> _Material for this task_

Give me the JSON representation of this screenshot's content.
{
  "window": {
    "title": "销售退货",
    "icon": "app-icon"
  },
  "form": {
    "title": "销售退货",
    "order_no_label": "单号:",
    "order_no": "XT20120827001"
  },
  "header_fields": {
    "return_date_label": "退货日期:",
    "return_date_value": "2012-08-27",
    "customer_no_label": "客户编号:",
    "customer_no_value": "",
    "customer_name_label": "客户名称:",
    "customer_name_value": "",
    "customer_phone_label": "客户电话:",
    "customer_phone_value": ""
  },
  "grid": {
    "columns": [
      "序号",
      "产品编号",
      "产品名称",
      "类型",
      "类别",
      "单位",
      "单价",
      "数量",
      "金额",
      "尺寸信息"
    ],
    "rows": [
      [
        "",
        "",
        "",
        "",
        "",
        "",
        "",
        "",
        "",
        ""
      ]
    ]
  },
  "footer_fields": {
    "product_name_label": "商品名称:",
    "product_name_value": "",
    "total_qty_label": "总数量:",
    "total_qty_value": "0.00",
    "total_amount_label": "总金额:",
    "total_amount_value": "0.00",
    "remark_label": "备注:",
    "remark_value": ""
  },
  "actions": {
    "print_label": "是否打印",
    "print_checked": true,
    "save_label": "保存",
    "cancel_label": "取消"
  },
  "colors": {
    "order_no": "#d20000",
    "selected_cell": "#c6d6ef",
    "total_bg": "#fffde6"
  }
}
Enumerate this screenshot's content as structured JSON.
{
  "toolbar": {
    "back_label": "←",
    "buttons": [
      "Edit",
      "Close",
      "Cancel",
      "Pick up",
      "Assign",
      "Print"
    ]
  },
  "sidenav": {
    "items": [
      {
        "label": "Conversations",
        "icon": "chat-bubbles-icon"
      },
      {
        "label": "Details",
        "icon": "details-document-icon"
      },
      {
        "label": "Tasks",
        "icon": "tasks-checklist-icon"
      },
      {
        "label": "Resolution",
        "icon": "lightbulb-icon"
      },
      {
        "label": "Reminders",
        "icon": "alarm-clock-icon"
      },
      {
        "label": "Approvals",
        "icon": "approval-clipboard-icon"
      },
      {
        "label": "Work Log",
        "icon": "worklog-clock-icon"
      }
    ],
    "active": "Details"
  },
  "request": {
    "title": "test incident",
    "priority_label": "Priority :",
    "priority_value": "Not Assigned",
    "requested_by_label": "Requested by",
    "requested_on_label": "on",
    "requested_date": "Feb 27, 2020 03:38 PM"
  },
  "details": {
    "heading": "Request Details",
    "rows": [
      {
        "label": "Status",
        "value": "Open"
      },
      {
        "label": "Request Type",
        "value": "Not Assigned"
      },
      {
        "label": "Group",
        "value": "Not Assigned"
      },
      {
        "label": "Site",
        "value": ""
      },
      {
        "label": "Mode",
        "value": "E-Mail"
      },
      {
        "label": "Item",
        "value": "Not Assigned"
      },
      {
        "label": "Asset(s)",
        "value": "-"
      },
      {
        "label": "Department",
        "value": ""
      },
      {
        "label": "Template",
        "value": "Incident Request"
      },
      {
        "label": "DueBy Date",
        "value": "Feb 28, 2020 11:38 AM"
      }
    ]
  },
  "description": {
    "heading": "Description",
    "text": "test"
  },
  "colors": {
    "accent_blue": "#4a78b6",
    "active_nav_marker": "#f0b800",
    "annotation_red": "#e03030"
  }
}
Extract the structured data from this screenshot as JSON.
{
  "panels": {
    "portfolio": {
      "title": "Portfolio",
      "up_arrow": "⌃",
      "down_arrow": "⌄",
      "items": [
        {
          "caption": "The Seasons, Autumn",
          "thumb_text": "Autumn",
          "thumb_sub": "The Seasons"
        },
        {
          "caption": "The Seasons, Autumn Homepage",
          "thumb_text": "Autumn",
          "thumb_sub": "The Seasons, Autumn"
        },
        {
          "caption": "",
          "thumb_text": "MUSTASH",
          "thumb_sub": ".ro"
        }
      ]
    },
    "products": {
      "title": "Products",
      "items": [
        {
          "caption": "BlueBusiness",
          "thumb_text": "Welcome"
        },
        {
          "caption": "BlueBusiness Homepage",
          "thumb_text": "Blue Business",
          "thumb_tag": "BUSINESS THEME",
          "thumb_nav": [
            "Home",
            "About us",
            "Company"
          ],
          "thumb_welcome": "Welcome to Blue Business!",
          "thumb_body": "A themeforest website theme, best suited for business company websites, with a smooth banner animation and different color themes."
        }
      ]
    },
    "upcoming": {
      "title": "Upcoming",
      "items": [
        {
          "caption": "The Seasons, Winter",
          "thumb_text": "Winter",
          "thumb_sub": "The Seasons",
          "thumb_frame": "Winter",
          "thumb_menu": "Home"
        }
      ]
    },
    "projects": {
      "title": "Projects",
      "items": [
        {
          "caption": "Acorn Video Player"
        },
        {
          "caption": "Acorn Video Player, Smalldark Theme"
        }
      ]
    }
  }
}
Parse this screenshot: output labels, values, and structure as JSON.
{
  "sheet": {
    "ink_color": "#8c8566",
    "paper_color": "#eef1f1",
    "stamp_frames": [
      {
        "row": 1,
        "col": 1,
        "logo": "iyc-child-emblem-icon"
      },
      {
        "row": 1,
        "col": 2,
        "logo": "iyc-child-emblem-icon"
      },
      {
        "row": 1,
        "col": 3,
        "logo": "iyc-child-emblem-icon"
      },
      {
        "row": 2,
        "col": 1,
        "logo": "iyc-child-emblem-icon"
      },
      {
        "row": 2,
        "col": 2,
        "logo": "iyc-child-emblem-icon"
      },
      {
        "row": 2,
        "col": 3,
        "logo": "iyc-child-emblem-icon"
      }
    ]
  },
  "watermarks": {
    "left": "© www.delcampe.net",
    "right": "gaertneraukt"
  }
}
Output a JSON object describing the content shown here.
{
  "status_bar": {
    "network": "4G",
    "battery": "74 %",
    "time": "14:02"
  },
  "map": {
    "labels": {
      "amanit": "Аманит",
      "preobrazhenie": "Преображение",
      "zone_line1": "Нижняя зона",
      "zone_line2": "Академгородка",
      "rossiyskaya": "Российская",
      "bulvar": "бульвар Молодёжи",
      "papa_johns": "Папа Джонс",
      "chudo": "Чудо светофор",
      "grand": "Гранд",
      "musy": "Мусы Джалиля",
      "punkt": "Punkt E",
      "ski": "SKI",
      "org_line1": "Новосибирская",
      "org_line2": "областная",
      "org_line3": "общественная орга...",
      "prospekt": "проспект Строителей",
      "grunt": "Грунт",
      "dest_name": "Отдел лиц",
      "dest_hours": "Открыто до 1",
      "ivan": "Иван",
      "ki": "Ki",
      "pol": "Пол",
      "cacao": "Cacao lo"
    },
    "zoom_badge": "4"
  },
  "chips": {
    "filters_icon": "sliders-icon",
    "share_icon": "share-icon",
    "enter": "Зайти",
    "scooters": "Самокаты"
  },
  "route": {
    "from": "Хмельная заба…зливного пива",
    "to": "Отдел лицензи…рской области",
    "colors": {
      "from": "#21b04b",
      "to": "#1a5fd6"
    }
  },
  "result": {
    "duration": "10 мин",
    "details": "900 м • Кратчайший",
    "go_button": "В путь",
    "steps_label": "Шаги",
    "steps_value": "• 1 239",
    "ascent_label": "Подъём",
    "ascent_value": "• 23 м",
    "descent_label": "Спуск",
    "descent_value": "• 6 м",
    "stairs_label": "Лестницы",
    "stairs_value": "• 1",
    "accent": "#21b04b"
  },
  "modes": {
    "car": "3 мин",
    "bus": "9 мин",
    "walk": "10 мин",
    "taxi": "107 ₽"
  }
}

> _Work instructions_
Retype the whole listing above exactly.

> _The response_
Give me the JSON representation of this screenshot's content.
{
  "window": {
    "title": "销售退货",
    "icon": "app-icon"
  },
  "form": {
    "title": "销售退货",
    "order_no_label": "单号:",
    "order_no": "XT20120827001"
  },
  "header_fields": {
    "return_date_label": "退货日期:",
    "return_date_value": "2012-08-27",
    "customer_no_label": "客户编号:",
    "customer_no_value": "",
    "customer_name_label": "客户名称:",
    "customer_name_value": "",
    "customer_phone_label": "客户电话:",
    "customer_phone_value": ""
  },
  "grid": {
    "columns": [
      "序号",
      "产品编号",
      "产品名称",
      "类型",
      "类别",
      "单位",
      "单价",
      "数量",
      "金额",
      "尺寸信息"
    ],
    "rows": [
      [
        "",
        "",
        "",
        "",
        "",
        "",
        "",
        "",
        "",
        ""
      ]
    ]
  },
  "footer_fields": {
    "product_name_label": "商品名称:",
    "product_name_value": "",
    "total_qty_label": "总数量:",
    "total_qty_value": "0.00",
    "total_amount_label": "总金额:",
    "total_amount_value": "0.00",
    "remark_label": "备注:",
    "remark_value": ""
  },
  "actions": {
    "print_label": "是否打印",
    "print_checked": true,
    "save_label": "保存",
    "cancel_label": "取消"
  },
  "colors": {
    "order_no": "#d20000",
    "selected_cell": "#c6d6ef",
    "total_bg": "#fffde6"
  }
}
Enumerate this screenshot's content as structured JSON.
{
  "toolbar": {
    "back_label": "←",
    "buttons": [
      "Edit",
      "Close",
      "Cancel",
      "Pick up",
      "Assign",
      "Print"
    ]
  },
  "sidenav": {
    "items": [
      {
        "label": "Conversations",
        "icon": "chat-bubbles-icon"
      },
      {
        "label": "Details",
        "icon": "details-document-icon"
      },
      {
        "label": "Tasks",
        "icon": "tasks-checklist-icon"
      },
      {
        "label": "Resolution",
        "icon": "lightbulb-icon"
      },
      {
        "label": "Reminders",
        "icon": "alarm-clock-icon"
      },
      {
        "label": "Approvals",
        "icon": "approval-clipboard-icon"
      },
      {
        "label": "Work Log",
        "icon": "worklog-clock-icon"
      }
    ],
    "active": "Details"
  },
  "request": {
    "title": "test incident",
    "priority_label": "Priority :",
    "priority_value": "Not Assigned",
    "requested_by_label": "Requested by",
    "requested_on_label": "on",
    "requested_date": "Feb 27, 2020 03:38 PM"
  },
  "details": {
    "heading": "Request Details",
    "rows": [
      {
        "label": "Status",
        "value": "Open"
      },
      {
        "label": "Request Type",
        "value": "Not Assigned"
      },
      {
        "label": "Group",
        "value": "Not Assigned"
      },
      {
        "label": "Site",
        "value": ""
      },
      {
        "label": "Mode",
        "value": "E-Mail"
      },
      {
        "label": "Item",
        "value": "Not Assigned"
      },
      {
        "label": "Asset(s)",
        "value": "-"
      },
      {
        "label": "Department",
        "value": ""
      },
      {
        "label": "Template",
        "value": "Incident Request"
      },
      {
        "label": "DueBy Date",
        "value": "Feb 28, 2020 11:38 AM"
      }
    ]
  },
  "description": {
    "heading": "Description",
    "text": "test"
  },
  "colors": {
    "accent_blue": "#4a78b6",
    "active_nav_marker": "#f0b800",
    "annotation_red": "#e03030"
  }
}
Extract the structured data from this screenshot as JSON.
{
  "panels": {
    "portfolio": {
      "title": "Portfolio",
      "up_arrow": "⌃",
      "down_arrow": "⌄",
      "items": [
        {
          "caption": "The Seasons, Autumn",
          "thumb_text": "Autumn",
          "thumb_sub": "The Seasons"
        },
        {
          "caption": "The Seasons, Autumn Homepage",
          "thumb_text": "Autumn",
          "thumb_sub": "The Seasons, Autumn"
        },
        {
          "caption": "",
          "thumb_text": "MUSTASH",
          "thumb_sub": ".ro"
        }
      ]
    },
    "products": {
      "title": "Products",
      "items": [
        {
          "caption": "BlueBusiness",
          "thumb_text": "Welcome"
        },
        {
          "caption": "BlueBusiness Homepage",
          "thumb_text": "Blue Business",
          "thumb_tag": "BUSINESS THEME",
          "thumb_nav": [
            "Home",
            "About us",
            "Company"
          ],
          "thumb_welcome": "Welcome to Blue Business!",
          "thumb_body": "A themeforest website theme, best suited for business company websites, with a smooth banner animation and different color themes."
        }
      ]
    },
    "upcoming": {
      "title": "Upcoming",
      "items": [
        {
          "caption": "The Seasons, Winter",
          "thumb_text": "Winter",
          "thumb_sub": "The Seasons",
          "thumb_frame": "Winter",
          "thumb_menu": "Home"
        }
      ]
    },
    "projects": {
      "title": "Projects",
      "items": [
        {
          "caption": "Acorn Video Player"
        },
        {
          "caption": "Acorn Video Player, Smalldark Theme"
        }
      ]
    }
  }
}
Parse this screenshot: output labels, values, and structure as JSON.
{
  "sheet": {
    "ink_color": "#8c8566",
    "paper_color": "#eef1f1",
    "stamp_frames": [
      {
        "row": 1,
        "col": 1,
        "logo": "iyc-child-emblem-icon"
      },
      {
        "row": 1,
        "col": 2,
        "logo": "iyc-child-emblem-icon"
      },
      {
        "row": 1,
        "col": 3,
        "logo": "iyc-child-emblem-icon"
      },
      {
        "row": 2,
        "col": 1,
        "logo": "iyc-child-emblem-icon"
      },
      {
        "row": 2,
        "col": 2,
        "logo": "iyc-child-emblem-icon"
      },
      {
        "row": 2,
        "col": 3,
        "logo": "iyc-child-emblem-icon"
      }
    ]
  },
  "watermarks": {
    "left": "© www.delcampe.net",
    "right": "gaertneraukt"
  }
}
Output a JSON object describing the content shown here.
{
  "status_bar": {
    "network": "4G",
    "battery": "74 %",
    "time": "14:02"
  },
  "map": {
    "labels": {
      "amanit": "Аманит",
      "preobrazhenie": "Преображение",
      "zone_line1": "Нижняя зона",
      "zone_line2": "Академгородка",
      "rossiyskaya": "Российская",
      "bulvar": "бульвар Молодёжи",
      "papa_johns": "Папа Джонс",
      "chudo": "Чудо светофор",
      "grand": "Гранд",
      "musy": "Мусы Джалиля",
      "punkt": "Punkt E",
      "ski": "SKI",
      "org_line1": "Новосибирская",
      "org_line2": "областная",
      "org_line3": "общественная орга...",
      "prospekt": "проспект Строителей",
      "grunt": "Грунт",
      "dest_name": "Отдел лиц",
      "dest_hours": "Открыто до 1",
      "ivan": "Иван",
      "ki": "Ki",
      "pol": "Пол",
      "cacao": "Cacao lo"
    },
    "zoom_badge": "4"
  },
  "chips": {
    "filters_icon": "sliders-icon",
    "share_icon": "share-icon",
    "enter": "Зайти",
    "scooters": "Самокаты"
  },
  "route": {
    "from": "Хмельная заба…зливного пива",
    "to": "Отдел лицензи…рской области",
    "colors": {
      "from": "#21b04b",
      "to": "#1a5fd6"
    }
  },
  "result": {
    "duration": "10 мин",
    "details": "900 м • Кратчайший",
    "go_button": "В путь",
    "steps_label": "Шаги",
    "steps_value": "• 1 239",
    "ascent_label": "Подъём",
    "ascent_value": "• 23 м",
    "descent_label": "Спуск",
    "descent_value": "• 6 м",
    "stairs_label": "Лестницы",
    "stairs_value": "• 1",
    "accent": "#21b04b"
  },
  "modes": {
    "car": "3 мин",
    "bus": "9 мин",
    "walk": "10 мин",
    "taxi": "107 ₽"
  }
}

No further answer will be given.